Dataset records:
** BEGIN **

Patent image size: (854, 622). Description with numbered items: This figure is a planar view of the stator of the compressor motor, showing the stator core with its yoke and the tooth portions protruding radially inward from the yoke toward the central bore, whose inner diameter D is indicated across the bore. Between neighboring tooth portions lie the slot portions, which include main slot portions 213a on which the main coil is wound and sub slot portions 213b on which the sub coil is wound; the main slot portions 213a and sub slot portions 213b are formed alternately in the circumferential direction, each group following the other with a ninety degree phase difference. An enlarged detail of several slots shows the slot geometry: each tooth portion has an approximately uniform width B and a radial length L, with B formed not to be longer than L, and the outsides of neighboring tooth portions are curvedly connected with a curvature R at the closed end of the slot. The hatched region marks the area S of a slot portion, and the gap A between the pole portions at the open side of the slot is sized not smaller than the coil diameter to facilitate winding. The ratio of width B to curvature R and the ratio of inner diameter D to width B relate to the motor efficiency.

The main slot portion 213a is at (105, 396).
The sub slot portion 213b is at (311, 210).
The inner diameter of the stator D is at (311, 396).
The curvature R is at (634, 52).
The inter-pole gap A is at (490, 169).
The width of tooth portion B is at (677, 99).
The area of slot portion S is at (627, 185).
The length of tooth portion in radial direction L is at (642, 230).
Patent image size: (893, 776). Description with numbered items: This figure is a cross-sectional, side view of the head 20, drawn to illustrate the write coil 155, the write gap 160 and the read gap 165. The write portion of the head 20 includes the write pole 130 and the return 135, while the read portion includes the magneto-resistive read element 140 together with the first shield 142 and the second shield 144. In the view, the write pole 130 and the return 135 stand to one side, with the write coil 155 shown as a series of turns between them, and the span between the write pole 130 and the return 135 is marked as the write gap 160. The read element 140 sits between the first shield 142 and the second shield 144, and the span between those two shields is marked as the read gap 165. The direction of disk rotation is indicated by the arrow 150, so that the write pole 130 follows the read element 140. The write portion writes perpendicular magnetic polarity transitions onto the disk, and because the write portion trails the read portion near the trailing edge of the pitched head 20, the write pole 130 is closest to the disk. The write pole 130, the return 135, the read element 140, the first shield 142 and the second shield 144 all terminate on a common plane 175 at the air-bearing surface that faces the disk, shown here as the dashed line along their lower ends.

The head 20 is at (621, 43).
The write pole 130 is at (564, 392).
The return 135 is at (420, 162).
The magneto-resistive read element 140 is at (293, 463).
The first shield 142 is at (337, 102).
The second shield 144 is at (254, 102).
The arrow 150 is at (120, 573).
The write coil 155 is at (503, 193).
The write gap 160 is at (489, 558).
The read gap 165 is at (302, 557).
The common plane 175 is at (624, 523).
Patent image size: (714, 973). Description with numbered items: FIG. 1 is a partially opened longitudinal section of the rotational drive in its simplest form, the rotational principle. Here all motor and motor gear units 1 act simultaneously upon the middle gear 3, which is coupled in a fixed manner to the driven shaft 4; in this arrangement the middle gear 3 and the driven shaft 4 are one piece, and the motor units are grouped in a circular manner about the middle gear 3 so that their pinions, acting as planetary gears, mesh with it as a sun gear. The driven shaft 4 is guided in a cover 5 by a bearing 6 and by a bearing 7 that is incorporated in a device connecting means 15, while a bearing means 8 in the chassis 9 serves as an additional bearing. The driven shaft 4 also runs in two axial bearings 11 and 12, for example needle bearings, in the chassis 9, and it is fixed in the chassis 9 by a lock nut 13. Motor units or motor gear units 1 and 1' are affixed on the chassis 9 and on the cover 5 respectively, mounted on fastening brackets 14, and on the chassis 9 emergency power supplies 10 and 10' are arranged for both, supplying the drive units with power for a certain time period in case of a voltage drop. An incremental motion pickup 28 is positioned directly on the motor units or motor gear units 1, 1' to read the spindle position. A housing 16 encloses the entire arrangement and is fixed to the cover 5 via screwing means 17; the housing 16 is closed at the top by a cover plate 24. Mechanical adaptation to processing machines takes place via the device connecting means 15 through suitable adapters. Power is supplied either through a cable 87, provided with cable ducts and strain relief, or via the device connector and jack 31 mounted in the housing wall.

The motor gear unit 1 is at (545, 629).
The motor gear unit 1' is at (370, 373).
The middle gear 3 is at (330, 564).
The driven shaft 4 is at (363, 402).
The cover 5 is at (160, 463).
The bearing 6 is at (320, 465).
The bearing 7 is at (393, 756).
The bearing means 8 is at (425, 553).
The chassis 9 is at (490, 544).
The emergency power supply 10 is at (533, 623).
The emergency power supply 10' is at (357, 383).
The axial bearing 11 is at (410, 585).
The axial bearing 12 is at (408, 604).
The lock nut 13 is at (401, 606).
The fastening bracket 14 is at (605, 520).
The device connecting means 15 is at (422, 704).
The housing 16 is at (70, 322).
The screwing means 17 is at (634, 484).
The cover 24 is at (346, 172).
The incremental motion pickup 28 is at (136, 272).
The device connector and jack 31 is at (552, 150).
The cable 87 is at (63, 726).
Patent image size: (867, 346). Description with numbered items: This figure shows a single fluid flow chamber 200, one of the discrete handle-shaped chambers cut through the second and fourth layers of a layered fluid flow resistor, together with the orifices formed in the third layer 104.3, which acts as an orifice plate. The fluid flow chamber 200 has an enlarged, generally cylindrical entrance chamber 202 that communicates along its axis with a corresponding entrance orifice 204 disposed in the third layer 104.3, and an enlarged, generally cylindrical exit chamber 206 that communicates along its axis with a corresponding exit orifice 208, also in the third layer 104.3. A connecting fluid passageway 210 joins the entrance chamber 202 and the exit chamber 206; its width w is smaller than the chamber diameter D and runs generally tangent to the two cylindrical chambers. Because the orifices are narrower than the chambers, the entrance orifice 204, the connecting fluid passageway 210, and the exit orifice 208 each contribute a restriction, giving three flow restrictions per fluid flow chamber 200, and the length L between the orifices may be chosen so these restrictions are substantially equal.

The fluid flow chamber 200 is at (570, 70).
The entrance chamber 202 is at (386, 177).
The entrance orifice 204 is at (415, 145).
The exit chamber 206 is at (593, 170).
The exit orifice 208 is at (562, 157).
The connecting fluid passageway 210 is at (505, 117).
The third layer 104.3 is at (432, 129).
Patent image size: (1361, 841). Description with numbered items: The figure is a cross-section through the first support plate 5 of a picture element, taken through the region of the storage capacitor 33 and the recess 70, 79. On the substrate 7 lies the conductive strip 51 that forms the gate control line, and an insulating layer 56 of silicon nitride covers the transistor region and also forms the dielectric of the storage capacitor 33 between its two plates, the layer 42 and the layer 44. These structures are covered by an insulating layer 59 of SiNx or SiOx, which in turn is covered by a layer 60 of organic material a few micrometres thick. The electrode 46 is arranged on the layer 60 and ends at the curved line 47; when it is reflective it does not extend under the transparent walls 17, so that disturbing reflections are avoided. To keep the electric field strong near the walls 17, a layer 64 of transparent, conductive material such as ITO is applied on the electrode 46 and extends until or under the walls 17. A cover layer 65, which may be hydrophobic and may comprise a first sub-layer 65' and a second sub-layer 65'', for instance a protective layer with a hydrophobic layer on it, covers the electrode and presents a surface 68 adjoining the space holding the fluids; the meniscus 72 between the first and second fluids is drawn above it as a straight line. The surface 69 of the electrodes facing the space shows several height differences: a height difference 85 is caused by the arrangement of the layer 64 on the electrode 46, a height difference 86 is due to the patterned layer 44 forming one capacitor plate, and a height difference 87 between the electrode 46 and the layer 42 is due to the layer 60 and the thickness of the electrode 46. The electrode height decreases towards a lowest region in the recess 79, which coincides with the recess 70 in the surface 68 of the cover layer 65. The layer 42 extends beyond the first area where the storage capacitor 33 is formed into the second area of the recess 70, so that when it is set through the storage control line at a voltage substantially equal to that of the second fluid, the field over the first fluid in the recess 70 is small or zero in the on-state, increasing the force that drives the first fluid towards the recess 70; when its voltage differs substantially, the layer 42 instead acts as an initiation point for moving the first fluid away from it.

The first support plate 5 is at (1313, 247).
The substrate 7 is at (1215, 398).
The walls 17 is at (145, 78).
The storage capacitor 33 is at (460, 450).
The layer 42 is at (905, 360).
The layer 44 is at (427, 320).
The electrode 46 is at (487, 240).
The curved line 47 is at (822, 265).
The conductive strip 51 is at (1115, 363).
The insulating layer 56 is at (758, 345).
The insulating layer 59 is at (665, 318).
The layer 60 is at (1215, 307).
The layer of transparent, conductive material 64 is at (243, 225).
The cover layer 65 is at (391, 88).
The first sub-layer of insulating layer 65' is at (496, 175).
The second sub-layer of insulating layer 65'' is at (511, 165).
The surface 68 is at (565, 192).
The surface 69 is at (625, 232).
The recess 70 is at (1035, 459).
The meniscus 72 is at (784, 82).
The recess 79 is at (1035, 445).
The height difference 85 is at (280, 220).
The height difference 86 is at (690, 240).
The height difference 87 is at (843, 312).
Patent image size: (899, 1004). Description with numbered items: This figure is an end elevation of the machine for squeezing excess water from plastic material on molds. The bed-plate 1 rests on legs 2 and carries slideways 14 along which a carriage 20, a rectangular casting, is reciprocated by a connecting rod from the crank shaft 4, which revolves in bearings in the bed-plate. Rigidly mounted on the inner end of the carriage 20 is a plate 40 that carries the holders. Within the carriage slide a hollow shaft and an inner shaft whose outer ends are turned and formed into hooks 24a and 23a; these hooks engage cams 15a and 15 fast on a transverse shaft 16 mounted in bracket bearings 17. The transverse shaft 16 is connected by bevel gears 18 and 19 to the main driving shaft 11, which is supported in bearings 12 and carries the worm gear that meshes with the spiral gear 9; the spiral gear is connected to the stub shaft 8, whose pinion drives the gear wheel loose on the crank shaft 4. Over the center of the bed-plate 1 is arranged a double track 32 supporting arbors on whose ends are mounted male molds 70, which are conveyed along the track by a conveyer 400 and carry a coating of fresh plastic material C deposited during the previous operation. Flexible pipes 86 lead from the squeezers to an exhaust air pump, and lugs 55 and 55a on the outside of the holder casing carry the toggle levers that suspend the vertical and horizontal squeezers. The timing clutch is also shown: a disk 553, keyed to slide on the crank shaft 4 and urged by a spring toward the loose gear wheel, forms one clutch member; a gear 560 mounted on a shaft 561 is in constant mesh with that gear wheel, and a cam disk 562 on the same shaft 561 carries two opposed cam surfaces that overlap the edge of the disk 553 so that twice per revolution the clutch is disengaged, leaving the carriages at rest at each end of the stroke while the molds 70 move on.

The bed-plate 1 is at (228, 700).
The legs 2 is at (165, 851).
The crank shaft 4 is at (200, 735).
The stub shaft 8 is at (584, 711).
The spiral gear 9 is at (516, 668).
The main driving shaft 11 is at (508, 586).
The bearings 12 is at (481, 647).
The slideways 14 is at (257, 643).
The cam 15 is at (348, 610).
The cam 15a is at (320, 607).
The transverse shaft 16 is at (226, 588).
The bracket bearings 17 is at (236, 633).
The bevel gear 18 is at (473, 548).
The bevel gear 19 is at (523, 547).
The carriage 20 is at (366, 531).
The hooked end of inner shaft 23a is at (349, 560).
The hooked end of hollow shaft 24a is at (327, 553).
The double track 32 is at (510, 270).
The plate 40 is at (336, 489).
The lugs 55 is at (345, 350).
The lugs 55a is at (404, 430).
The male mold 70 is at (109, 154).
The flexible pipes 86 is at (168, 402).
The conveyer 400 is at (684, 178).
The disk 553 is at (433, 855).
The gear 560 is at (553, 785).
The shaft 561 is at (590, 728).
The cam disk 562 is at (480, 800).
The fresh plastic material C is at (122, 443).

** END **

Reproduce the items word for word, from the very first line through the line that contains "The curvature R is at (634, 52).", including both of those lines.

THE RESULT:
Patent image size: (854, 622). Description with numbered items: This figure is a planar view of the stator of the compressor motor, showing the stator core with its yoke and the tooth portions protruding radially inward from the yoke toward the central bore, whose inner diameter D is indicated across the bore. Between neighboring tooth portions lie the slot portions, which include main slot portions 213a on which the main coil is wound and sub slot portions 213b on which the sub coil is wound; the main slot portions 213a and sub slot portions 213b are formed alternately in the circumferential direction, each group following the other with a ninety degree phase difference. An enlarged detail of several slots shows the slot geometry: each tooth portion has an approximately uniform width B and a radial length L, with B formed not to be longer than L, and the outsides of neighboring tooth portions are curvedly connected with a curvature R at the closed end of the slot. The hatched region marks the area S of a slot portion, and the gap A between the pole portions at the open side of the slot is sized not smaller than the coil diameter to facilitate winding. The ratio of width B to curvature R and the ratio of inner diameter D to width B relate to the motor efficiency.

The main slot portion 213a is at (105, 396).
The sub slot portion 213b is at (311, 210).
The inner diameter of the stator D is at (311, 396).
The curvature R is at (634, 52).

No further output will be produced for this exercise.